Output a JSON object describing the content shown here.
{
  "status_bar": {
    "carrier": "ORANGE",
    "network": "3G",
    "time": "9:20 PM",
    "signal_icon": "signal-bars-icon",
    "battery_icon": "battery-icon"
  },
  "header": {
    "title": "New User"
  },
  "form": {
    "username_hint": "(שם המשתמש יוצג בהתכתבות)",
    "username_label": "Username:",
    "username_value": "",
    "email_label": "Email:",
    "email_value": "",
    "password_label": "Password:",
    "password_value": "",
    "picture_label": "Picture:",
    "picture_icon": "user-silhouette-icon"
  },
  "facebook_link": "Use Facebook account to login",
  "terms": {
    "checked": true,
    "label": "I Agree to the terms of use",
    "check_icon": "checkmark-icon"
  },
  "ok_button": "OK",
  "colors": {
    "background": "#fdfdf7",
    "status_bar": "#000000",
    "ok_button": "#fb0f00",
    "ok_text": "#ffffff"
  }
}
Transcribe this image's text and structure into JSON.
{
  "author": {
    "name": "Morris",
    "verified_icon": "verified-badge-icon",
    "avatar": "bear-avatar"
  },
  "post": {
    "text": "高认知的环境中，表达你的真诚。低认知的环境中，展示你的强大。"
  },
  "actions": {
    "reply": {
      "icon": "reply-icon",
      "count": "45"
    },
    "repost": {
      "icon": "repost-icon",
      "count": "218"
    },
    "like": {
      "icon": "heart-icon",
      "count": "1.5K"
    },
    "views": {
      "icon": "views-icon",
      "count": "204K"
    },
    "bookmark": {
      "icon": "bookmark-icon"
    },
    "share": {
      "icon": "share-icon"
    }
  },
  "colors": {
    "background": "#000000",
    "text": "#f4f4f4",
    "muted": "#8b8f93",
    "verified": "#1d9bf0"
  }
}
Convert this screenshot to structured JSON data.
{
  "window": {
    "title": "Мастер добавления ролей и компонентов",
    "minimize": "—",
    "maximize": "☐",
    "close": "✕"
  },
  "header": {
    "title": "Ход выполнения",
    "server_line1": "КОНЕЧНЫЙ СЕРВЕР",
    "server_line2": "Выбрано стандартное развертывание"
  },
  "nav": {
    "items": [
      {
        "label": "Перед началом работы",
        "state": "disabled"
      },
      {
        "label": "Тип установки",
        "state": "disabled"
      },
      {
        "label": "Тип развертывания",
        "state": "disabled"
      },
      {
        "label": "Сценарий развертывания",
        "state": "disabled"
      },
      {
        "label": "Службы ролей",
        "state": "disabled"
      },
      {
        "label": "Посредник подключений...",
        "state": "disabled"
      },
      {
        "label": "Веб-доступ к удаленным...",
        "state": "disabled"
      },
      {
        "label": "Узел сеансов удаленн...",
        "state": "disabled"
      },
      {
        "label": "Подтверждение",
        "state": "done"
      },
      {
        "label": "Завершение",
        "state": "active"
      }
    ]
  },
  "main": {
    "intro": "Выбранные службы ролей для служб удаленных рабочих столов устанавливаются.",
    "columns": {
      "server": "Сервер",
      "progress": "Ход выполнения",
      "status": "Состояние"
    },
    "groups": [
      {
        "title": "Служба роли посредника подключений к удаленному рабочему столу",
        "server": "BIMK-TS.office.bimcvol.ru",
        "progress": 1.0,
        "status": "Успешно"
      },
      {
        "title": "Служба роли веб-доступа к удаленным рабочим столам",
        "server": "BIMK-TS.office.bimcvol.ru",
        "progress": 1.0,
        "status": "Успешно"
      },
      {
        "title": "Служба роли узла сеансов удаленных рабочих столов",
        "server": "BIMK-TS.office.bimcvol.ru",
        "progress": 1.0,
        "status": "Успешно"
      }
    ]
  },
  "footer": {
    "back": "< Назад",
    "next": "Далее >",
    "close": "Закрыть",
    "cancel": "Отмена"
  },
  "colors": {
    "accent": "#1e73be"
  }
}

- - -

Your answer should be a single number: the count of lines in the entries that contain the word "рабочих".

2